Passage provided —

Segment Open

Abstract

(1) Background: Patients with dysphagia are at increased risk of stroke-associated pneumonia. There is wide variation in the way patients are screened and assessed. The aim of this study is to explore staff opinions about current practice of dysphagia screening, assessment and clinical management in acute phase stroke. (2) Methods: Fifteen interviews were conducted in five English National Health Service hospitals. Hospitals were selected based on size and performance against national targets for dysphagia screening and assessment, and prevalence of stroke-associated pneumonia. Participants were purposefully recruited to reflect a range of healthcare professions. Data were analysed using a six-stage thematic process. (3) Results: Three meta themes were identified: delays in care, lack of standardisation and variability in resources. Patient, staff, and service factors that contribute to delays in dysphagia screening, assessment by a speech and language therapist, and delays in nasogastric tube feeding were identified. These included admission route, perceived lack of ownership for screening patients, prioritisation of assessments and staff resources. There was a lack of standardisation of dysphagia screening protocols and oral care. There was variability in staff competences and resources to assess patients, types of medical interventions, and care processes. (4) Conclusion: There is a lack of standardisation in the way patients are assessed for dysphagia and variation in practice relating to staff competences, resources and care processes between hospitals. A range of patient, staff and service factors have the potential to impact on stroke patients being assessed within the recommended national guidelines.

Segment Closed

Data for review —
Segment Open

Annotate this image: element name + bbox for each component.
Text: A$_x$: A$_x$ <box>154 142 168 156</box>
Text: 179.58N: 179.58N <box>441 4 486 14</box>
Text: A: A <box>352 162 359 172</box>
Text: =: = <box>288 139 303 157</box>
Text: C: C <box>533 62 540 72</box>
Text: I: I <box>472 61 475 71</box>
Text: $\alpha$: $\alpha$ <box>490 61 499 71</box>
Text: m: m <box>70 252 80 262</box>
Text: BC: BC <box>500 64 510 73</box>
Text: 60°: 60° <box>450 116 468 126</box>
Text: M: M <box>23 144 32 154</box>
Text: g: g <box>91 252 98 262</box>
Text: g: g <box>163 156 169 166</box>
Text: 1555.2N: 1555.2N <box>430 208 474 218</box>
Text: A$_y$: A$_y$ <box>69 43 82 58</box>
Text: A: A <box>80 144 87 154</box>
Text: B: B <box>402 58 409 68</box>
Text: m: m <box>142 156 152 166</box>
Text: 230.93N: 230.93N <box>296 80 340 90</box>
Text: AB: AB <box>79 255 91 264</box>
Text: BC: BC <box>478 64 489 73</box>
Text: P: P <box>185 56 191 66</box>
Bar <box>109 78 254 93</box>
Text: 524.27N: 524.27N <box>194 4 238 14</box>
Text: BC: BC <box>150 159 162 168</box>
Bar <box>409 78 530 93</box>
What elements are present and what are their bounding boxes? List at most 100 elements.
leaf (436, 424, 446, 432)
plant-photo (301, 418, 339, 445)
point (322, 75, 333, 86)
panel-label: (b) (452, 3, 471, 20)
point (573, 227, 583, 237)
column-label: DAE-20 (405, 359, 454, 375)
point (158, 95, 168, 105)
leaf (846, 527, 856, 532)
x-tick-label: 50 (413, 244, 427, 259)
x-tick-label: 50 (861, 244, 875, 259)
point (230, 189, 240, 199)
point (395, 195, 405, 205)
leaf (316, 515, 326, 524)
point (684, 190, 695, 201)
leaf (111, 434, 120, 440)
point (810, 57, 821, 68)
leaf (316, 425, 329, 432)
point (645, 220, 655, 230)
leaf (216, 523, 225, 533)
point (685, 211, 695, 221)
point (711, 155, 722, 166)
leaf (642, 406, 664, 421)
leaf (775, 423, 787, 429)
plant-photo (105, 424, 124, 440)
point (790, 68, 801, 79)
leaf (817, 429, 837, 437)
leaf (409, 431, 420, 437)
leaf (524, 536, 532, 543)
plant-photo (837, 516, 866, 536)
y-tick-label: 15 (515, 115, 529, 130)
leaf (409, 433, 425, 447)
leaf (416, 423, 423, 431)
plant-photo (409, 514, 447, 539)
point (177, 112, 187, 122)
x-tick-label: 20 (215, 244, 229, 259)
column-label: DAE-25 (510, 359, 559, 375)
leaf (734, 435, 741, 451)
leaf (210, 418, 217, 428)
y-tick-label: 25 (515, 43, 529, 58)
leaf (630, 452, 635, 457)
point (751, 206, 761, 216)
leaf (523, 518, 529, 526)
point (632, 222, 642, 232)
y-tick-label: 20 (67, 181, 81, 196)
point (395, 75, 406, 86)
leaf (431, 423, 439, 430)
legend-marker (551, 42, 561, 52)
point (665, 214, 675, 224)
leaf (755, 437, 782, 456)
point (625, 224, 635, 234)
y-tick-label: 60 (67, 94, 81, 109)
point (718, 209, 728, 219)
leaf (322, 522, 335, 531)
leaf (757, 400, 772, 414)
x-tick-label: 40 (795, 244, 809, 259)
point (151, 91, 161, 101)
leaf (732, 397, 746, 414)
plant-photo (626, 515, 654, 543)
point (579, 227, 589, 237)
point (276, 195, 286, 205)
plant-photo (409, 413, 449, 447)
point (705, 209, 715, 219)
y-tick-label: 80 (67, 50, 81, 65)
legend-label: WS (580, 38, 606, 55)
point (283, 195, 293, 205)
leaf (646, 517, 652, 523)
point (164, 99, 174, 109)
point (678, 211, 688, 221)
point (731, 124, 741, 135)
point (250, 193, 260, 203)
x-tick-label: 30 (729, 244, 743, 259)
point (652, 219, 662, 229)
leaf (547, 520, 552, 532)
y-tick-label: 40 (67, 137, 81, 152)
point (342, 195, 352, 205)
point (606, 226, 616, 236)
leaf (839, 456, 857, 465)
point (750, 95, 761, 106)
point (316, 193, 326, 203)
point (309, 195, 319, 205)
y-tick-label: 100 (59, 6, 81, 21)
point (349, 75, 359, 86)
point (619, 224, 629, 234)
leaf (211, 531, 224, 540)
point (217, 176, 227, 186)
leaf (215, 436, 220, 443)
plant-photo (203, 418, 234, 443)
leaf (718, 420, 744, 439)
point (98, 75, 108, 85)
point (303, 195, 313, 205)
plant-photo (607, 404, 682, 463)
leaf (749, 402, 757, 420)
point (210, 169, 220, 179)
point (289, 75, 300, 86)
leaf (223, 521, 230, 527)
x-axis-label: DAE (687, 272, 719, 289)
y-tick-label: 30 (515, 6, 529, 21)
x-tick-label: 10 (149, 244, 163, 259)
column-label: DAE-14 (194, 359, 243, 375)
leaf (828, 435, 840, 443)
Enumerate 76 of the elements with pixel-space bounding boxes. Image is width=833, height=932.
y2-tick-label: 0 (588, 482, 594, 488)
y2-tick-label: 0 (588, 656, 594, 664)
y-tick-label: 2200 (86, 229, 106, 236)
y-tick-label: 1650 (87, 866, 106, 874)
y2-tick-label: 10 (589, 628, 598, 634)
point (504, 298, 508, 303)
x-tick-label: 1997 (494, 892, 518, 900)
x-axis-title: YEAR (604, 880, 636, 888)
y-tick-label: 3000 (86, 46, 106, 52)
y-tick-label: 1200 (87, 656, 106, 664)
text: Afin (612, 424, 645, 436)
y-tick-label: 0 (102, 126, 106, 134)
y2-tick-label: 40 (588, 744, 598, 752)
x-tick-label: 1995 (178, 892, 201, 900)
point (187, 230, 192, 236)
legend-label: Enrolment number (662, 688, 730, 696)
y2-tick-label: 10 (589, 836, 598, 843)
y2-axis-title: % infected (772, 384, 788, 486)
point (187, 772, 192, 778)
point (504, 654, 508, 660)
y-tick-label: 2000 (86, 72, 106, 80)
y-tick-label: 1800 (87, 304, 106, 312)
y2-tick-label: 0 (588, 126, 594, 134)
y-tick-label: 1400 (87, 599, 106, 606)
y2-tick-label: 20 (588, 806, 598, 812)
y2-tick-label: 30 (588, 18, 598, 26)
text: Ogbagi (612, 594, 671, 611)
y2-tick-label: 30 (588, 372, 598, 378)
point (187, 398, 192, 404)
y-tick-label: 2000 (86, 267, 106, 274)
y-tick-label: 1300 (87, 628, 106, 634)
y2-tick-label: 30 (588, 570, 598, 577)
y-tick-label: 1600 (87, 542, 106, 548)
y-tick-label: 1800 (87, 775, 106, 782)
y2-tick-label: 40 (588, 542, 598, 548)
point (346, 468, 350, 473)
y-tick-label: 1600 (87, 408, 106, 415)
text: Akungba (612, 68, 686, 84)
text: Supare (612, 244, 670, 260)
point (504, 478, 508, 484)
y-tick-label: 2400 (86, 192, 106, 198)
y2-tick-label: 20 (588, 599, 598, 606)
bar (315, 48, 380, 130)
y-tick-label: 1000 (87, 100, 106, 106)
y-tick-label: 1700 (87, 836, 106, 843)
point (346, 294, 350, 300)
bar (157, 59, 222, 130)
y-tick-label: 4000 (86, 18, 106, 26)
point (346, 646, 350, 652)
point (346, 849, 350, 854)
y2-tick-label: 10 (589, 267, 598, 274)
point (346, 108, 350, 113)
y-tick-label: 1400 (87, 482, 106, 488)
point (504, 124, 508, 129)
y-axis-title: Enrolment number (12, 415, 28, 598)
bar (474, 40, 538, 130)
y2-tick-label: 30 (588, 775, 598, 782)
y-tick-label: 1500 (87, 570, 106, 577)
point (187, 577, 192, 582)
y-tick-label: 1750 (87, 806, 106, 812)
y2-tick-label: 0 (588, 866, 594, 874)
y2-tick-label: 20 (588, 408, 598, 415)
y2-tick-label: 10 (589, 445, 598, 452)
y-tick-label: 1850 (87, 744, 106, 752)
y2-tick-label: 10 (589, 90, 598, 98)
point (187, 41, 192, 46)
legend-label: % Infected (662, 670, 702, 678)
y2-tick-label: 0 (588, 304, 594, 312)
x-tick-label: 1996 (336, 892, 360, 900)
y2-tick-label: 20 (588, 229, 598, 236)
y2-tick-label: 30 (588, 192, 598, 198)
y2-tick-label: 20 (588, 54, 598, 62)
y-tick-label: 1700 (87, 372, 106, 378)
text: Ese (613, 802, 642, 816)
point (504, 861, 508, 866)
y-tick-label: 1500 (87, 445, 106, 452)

Segment Closed

Using the information —
1. Sum up the study abstract on dysphagia care after stroke in three sentences.
2. Write the next part of the abstract on dysphagia care after stroke, picking up right after its conclusion.

Set of answers —
1. Staff in five English National Health Service hospitals were interviewed about how stroke patients are screened, assessed and managed for dysphagia, a condition that raises the risk of stroke-associated pneumonia. Fifteen interviews turned up three main themes: delays in care, lack of standardisation and variability in resources. Patient, staff and service factors, such as admission route and staff resources, can affect whether patients are assessed within the national guidelines, and practice varies between hospitals.

2.
Highlights

  • Stroke-associated pneumonia (SAP) is defined as a spectrum of lower respiratory infections within the first 7 days of stroke onset [1]

  • Hospital sites were identified from the Sentinel Stroke National Audit Programme (SSNAP) database based on size and maximum variation against SSNAP key performance indicators (a) patients given a swallow screen within 4 h (b) patients given a formal swallow assessment within 72 h and (c) prevalence of SAP

  • Five participants were trained to screen patients for dysphagia and six to complete a comprehensive swallow assessment (Table S3: Participant Characteristics)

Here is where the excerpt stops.